(Rows from a dataset)
+++++
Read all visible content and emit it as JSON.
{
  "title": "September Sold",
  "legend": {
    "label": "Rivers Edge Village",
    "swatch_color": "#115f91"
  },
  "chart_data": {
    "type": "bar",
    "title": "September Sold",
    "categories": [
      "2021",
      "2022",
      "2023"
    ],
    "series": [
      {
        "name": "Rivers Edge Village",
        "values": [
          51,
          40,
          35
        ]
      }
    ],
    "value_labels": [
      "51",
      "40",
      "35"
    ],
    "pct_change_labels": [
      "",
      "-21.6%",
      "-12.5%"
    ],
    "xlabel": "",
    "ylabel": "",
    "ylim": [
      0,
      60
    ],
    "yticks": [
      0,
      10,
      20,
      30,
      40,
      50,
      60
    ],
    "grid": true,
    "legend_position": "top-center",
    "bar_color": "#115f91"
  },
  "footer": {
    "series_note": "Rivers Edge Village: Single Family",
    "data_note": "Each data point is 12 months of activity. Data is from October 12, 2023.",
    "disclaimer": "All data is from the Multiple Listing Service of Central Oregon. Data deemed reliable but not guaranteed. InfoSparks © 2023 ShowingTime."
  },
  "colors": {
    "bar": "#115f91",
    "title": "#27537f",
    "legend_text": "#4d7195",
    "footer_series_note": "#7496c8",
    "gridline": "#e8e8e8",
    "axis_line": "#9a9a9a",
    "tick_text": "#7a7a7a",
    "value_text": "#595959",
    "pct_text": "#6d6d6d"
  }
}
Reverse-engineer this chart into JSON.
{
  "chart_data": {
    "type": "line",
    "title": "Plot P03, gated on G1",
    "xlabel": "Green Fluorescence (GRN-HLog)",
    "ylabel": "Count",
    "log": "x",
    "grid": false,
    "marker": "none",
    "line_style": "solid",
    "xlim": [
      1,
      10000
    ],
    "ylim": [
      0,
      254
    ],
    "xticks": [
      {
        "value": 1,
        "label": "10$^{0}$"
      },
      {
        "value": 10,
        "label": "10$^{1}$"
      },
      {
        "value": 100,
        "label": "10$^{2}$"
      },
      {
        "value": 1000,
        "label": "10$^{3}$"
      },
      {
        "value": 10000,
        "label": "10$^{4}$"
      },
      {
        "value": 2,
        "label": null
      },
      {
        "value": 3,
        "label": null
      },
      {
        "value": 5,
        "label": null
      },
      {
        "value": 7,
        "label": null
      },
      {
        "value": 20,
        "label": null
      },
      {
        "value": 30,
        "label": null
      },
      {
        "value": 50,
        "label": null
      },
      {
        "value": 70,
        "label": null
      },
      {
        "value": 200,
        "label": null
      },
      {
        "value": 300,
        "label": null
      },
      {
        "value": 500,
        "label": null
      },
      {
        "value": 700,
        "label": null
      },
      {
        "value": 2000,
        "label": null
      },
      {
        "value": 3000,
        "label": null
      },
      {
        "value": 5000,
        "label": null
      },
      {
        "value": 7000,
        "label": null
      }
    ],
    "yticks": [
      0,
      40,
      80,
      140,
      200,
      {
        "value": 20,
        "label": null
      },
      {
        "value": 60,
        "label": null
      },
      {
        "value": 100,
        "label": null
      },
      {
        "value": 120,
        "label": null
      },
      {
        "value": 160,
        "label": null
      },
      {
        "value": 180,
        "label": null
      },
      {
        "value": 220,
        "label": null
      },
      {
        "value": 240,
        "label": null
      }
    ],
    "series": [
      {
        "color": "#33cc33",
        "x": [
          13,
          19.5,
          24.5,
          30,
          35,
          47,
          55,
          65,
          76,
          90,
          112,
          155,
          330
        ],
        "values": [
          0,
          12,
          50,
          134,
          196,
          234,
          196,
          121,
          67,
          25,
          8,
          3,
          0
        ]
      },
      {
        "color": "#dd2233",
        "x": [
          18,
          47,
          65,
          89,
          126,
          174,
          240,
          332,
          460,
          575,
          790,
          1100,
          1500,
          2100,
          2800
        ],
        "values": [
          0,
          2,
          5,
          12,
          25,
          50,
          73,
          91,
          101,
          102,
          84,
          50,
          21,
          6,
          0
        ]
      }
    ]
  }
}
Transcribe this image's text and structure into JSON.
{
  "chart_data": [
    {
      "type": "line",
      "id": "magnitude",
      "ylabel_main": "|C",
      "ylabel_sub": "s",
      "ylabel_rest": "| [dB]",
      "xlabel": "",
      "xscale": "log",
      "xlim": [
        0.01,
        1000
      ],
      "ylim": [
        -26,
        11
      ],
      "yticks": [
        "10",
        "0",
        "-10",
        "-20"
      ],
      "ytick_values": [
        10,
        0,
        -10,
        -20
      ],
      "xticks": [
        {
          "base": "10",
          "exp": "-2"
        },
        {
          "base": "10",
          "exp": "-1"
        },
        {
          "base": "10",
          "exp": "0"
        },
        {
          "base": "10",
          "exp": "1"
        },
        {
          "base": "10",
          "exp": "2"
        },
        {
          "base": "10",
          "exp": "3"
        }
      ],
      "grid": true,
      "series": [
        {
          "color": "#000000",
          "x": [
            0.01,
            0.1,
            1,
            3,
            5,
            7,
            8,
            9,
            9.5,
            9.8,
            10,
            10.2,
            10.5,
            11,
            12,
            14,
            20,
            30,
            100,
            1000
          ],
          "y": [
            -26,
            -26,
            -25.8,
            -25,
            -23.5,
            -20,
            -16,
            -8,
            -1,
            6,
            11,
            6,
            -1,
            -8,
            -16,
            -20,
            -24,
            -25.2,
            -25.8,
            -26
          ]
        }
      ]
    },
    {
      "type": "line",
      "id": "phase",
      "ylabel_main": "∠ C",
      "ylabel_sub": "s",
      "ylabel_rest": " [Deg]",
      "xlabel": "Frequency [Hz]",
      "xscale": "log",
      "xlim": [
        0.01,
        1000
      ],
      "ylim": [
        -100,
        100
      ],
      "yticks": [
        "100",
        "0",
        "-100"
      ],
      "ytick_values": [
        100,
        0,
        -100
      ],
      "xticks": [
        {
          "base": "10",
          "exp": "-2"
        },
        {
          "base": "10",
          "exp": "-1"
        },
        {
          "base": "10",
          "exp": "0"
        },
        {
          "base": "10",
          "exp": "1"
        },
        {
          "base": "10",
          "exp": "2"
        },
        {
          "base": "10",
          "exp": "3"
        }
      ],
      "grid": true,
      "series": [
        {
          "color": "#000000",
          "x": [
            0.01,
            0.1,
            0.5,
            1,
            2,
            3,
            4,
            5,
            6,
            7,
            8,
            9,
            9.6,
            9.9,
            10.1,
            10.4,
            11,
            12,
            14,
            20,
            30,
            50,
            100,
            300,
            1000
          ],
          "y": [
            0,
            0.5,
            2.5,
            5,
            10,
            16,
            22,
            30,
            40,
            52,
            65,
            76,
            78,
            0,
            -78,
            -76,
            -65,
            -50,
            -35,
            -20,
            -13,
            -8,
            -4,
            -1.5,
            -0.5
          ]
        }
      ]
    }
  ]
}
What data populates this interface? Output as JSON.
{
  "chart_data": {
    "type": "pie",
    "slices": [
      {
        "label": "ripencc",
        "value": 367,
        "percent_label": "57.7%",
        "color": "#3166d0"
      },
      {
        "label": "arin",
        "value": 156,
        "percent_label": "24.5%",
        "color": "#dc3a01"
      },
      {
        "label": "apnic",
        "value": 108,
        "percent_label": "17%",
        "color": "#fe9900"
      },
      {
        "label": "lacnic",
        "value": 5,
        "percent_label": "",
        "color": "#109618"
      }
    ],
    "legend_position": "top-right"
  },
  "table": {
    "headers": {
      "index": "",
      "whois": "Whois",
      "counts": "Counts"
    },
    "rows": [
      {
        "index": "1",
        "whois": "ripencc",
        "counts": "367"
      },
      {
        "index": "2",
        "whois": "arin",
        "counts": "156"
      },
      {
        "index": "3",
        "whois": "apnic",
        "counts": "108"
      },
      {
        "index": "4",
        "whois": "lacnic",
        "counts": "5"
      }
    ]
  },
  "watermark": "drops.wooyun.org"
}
+++++
* **GIVEN TASK**: Using the entries above, return each line that includes the word "xlabel".

* **TASK OUTPUT**:
    "xlabel": "",
    "xlabel": "Green Fluorescence (GRN-HLog)",
      "xlabel": "",
      "xlabel": "Frequency [Hz]",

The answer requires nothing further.